**Exercise requirements:**
Repeat the entire listing exactly as written.

- - -

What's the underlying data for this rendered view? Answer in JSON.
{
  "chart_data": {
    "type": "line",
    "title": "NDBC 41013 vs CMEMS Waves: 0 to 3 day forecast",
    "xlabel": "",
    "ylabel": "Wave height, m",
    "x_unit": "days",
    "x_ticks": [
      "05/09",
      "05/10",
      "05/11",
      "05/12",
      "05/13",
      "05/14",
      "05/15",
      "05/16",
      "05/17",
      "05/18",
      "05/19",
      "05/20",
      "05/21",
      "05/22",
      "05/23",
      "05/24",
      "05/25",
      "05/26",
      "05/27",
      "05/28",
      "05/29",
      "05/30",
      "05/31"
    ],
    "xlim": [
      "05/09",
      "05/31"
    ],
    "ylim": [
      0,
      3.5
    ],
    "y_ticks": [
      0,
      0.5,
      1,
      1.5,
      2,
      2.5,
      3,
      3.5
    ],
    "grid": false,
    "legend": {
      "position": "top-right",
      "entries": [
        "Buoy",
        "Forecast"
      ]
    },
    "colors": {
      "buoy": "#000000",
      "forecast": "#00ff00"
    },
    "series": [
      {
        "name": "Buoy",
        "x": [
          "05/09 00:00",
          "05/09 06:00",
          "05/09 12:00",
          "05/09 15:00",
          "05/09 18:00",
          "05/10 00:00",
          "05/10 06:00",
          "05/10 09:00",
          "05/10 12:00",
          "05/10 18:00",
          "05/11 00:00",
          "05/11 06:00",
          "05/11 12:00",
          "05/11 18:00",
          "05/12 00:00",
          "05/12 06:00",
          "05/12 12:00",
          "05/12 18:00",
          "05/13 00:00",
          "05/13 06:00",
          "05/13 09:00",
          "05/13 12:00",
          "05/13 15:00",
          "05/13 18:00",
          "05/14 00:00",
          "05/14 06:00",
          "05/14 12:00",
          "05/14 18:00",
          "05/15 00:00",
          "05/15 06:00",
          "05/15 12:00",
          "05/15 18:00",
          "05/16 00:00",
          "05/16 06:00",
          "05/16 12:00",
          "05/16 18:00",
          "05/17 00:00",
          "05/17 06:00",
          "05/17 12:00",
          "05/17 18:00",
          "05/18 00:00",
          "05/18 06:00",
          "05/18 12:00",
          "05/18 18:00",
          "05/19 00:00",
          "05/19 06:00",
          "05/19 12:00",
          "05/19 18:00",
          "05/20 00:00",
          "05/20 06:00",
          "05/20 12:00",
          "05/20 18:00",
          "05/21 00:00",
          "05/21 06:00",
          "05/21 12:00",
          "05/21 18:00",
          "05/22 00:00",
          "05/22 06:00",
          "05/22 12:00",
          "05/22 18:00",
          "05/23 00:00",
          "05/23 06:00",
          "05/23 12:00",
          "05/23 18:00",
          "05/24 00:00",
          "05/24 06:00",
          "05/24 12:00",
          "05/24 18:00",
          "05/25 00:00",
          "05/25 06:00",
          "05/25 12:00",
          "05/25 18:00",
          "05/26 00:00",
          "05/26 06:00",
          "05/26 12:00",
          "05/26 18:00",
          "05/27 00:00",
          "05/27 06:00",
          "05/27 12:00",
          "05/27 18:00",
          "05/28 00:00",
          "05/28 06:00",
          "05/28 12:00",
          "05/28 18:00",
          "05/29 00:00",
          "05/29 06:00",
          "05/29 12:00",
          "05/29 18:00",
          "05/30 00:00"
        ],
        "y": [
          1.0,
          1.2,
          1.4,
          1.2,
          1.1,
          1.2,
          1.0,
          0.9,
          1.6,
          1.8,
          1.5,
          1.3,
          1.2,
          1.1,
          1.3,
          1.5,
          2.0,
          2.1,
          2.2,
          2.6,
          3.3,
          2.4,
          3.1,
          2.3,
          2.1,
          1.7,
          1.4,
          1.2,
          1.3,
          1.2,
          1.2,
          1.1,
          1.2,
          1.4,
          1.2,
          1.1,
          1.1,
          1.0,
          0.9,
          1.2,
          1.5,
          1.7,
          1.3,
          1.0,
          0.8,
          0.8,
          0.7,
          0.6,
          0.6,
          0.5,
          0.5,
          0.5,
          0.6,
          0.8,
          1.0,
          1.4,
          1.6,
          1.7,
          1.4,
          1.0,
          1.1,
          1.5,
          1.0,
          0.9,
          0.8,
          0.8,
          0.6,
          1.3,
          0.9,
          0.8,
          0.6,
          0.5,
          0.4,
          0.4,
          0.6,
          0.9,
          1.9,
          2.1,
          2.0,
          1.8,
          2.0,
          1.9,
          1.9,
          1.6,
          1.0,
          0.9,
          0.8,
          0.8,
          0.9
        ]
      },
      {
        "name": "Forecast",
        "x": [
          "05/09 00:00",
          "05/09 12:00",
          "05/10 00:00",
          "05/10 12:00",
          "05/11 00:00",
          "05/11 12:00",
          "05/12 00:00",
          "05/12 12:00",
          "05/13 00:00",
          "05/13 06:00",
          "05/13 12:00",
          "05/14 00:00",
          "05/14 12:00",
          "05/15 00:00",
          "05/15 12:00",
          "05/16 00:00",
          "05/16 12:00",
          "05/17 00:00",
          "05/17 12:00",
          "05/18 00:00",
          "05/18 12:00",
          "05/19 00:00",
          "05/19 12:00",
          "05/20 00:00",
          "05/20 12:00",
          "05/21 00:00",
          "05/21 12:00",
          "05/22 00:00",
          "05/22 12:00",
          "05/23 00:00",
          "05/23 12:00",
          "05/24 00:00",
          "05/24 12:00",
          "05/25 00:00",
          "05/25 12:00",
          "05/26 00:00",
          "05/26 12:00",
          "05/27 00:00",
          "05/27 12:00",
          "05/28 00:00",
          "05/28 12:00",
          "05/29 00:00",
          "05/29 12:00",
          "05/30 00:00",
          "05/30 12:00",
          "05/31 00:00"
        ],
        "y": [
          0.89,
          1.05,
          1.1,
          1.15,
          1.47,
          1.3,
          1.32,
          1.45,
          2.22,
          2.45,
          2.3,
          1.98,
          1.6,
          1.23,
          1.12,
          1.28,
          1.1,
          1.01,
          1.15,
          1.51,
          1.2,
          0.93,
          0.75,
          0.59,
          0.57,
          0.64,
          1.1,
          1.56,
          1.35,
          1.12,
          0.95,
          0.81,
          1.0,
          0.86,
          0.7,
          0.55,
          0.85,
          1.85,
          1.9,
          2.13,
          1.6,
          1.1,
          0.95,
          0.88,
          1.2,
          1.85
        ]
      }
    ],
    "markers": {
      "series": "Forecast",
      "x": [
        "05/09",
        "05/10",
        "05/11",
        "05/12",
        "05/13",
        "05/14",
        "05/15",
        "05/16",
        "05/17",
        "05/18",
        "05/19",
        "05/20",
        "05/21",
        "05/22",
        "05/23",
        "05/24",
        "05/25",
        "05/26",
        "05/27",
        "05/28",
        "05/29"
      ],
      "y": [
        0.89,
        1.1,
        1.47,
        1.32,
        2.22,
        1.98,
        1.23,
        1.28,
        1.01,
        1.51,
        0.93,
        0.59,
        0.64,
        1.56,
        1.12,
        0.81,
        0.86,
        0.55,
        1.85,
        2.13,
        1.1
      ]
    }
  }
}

- - -

**Output:**
What's the underlying data for this rendered view? Answer in JSON.
{
  "chart_data": {
    "type": "line",
    "title": "NDBC 41013 vs CMEMS Waves: 0 to 3 day forecast",
    "xlabel": "",
    "ylabel": "Wave height, m",
    "x_unit": "days",
    "x_ticks": [
      "05/09",
      "05/10",
      "05/11",
      "05/12",
      "05/13",
      "05/14",
      "05/15",
      "05/16",
      "05/17",
      "05/18",
      "05/19",
      "05/20",
      "05/21",
      "05/22",
      "05/23",
      "05/24",
      "05/25",
      "05/26",
      "05/27",
      "05/28",
      "05/29",
      "05/30",
      "05/31"
    ],
    "xlim": [
      "05/09",
      "05/31"
    ],
    "ylim": [
      0,
      3.5
    ],
    "y_ticks": [
      0,
      0.5,
      1,
      1.5,
      2,
      2.5,
      3,
      3.5
    ],
    "grid": false,
    "legend": {
      "position": "top-right",
      "entries": [
        "Buoy",
        "Forecast"
      ]
    },
    "colors": {
      "buoy": "#000000",
      "forecast": "#00ff00"
    },
    "series": [
      {
        "name": "Buoy",
        "x": [
          "05/09 00:00",
          "05/09 06:00",
          "05/09 12:00",
          "05/09 15:00",
          "05/09 18:00",
          "05/10 00:00",
          "05/10 06:00",
          "05/10 09:00",
          "05/10 12:00",
          "05/10 18:00",
          "05/11 00:00",
          "05/11 06:00",
          "05/11 12:00",
          "05/11 18:00",
          "05/12 00:00",
          "05/12 06:00",
          "05/12 12:00",
          "05/12 18:00",
          "05/13 00:00",
          "05/13 06:00",
          "05/13 09:00",
          "05/13 12:00",
          "05/13 15:00",
          "05/13 18:00",
          "05/14 00:00",
          "05/14 06:00",
          "05/14 12:00",
          "05/14 18:00",
          "05/15 00:00",
          "05/15 06:00",
          "05/15 12:00",
          "05/15 18:00",
          "05/16 00:00",
          "05/16 06:00",
          "05/16 12:00",
          "05/16 18:00",
          "05/17 00:00",
          "05/17 06:00",
          "05/17 12:00",
          "05/17 18:00",
          "05/18 00:00",
          "05/18 06:00",
          "05/18 12:00",
          "05/18 18:00",
          "05/19 00:00",
          "05/19 06:00",
          "05/19 12:00",
          "05/19 18:00",
          "05/20 00:00",
          "05/20 06:00",
          "05/20 12:00",
          "05/20 18:00",
          "05/21 00:00",
          "05/21 06:00",
          "05/21 12:00",
          "05/21 18:00",
          "05/22 00:00",
          "05/22 06:00",
          "05/22 12:00",
          "05/22 18:00",
          "05/23 00:00",
          "05/23 06:00",
          "05/23 12:00",
          "05/23 18:00",
          "05/24 00:00",
          "05/24 06:00",
          "05/24 12:00",
          "05/24 18:00",
          "05/25 00:00",
          "05/25 06:00",
          "05/25 12:00",
          "05/25 18:00",
          "05/26 00:00",
          "05/26 06:00",
          "05/26 12:00",
          "05/26 18:00",
          "05/27 00:00",
          "05/27 06:00",
          "05/27 12:00",
          "05/27 18:00",
          "05/28 00:00",
          "05/28 06:00",
          "05/28 12:00",
          "05/28 18:00",
          "05/29 00:00",
          "05/29 06:00",
          "05/29 12:00",
          "05/29 18:00",
          "05/30 00:00"
        ],
        "y": [
          1.0,
          1.2,
          1.4,
          1.2,
          1.1,
          1.2,
          1.0,
          0.9,
          1.6,
          1.8,
          1.5,
          1.3,
          1.2,
          1.1,
          1.3,
          1.5,
          2.0,
          2.1,
          2.2,
          2.6,
          3.3,
          2.4,
          3.1,
          2.3,
          2.1,
          1.7,
          1.4,
          1.2,
          1.3,
          1.2,
          1.2,
          1.1,
          1.2,
          1.4,
          1.2,
          1.1,
          1.1,
          1.0,
          0.9,
          1.2,
          1.5,
          1.7,
          1.3,
          1.0,
          0.8,
          0.8,
          0.7,
          0.6,
          0.6,
          0.5,
          0.5,
          0.5,
          0.6,
          0.8,
          1.0,
          1.4,
          1.6,
          1.7,
          1.4,
          1.0,
          1.1,
          1.5,
          1.0,
          0.9,
          0.8,
          0.8,
          0.6,
          1.3,
          0.9,
          0.8,
          0.6,
          0.5,
          0.4,
          0.4,
          0.6,
          0.9,
          1.9,
          2.1,
          2.0,
          1.8,
          2.0,
          1.9,
          1.9,
          1.6,
          1.0,
          0.9,
          0.8,
          0.8,
          0.9
        ]
      },
      {
        "name": "Forecast",
        "x": [
          "05/09 00:00",
          "05/09 12:00",
          "05/10 00:00",
          "05/10 12:00",
          "05/11 00:00",
          "05/11 12:00",
          "05/12 00:00",
          "05/12 12:00",
          "05/13 00:00",
          "05/13 06:00",
          "05/13 12:00",
          "05/14 00:00",
          "05/14 12:00",
          "05/15 00:00",
          "05/15 12:00",
          "05/16 00:00",
          "05/16 12:00",
          "05/17 00:00",
          "05/17 12:00",
          "05/18 00:00",
          "05/18 12:00",
          "05/19 00:00",
          "05/19 12:00",
          "05/20 00:00",
          "05/20 12:00",
          "05/21 00:00",
          "05/21 12:00",
          "05/22 00:00",
          "05/22 12:00",
          "05/23 00:00",
          "05/23 12:00",
          "05/24 00:00",
          "05/24 12:00",
          "05/25 00:00",
          "05/25 12:00",
          "05/26 00:00",
          "05/26 12:00",
          "05/27 00:00",
          "05/27 12:00",
          "05/28 00:00",
          "05/28 12:00",
          "05/29 00:00",
          "05/29 12:00",
          "05/30 00:00",
          "05/30 12:00",
          "05/31 00:00"
        ],
        "y": [
          0.89,
          1.05,
          1.1,
          1.15,
          1.47,
          1.3,
          1.32,
          1.45,
          2.22,
          2.45,
          2.3,
          1.98,
          1.6,
          1.23,
          1.12,
          1.28,
          1.1,
          1.01,
          1.15,
          1.51,
          1.2,
          0.93,
          0.75,
          0.59,
          0.57,
          0.64,
          1.1,
          1.56,
          1.35,
          1.12,
          0.95,
          0.81,
          1.0,
          0.86,
          0.7,
          0.55,
          0.85,
          1.85,
          1.9,
          2.13,
          1.6,
          1.1,
          0.95,
          0.88,
          1.2,
          1.85
        ]
      }
    ],
    "markers": {
      "series": "Forecast",
      "x": [
        "05/09",
        "05/10",
        "05/11",
        "05/12",
        "05/13",
        "05/14",
        "05/15",
        "05/16",
        "05/17",
        "05/18",
        "05/19",
        "05/20",
        "05/21",
        "05/22",
        "05/23",
        "05/24",
        "05/25",
        "05/26",
        "05/27",
        "05/28",
        "05/29"
      ],
      "y": [
        0.89,
        1.1,
        1.47,
        1.32,
        2.22,
        1.98,
        1.23,
        1.28,
        1.01,
        1.51,
        0.93,
        0.59,
        0.64,
        1.56,
        1.12,
        0.81,
        0.86,
        0.55,
        1.85,
        2.13,
        1.1
      ]
    }
  }
}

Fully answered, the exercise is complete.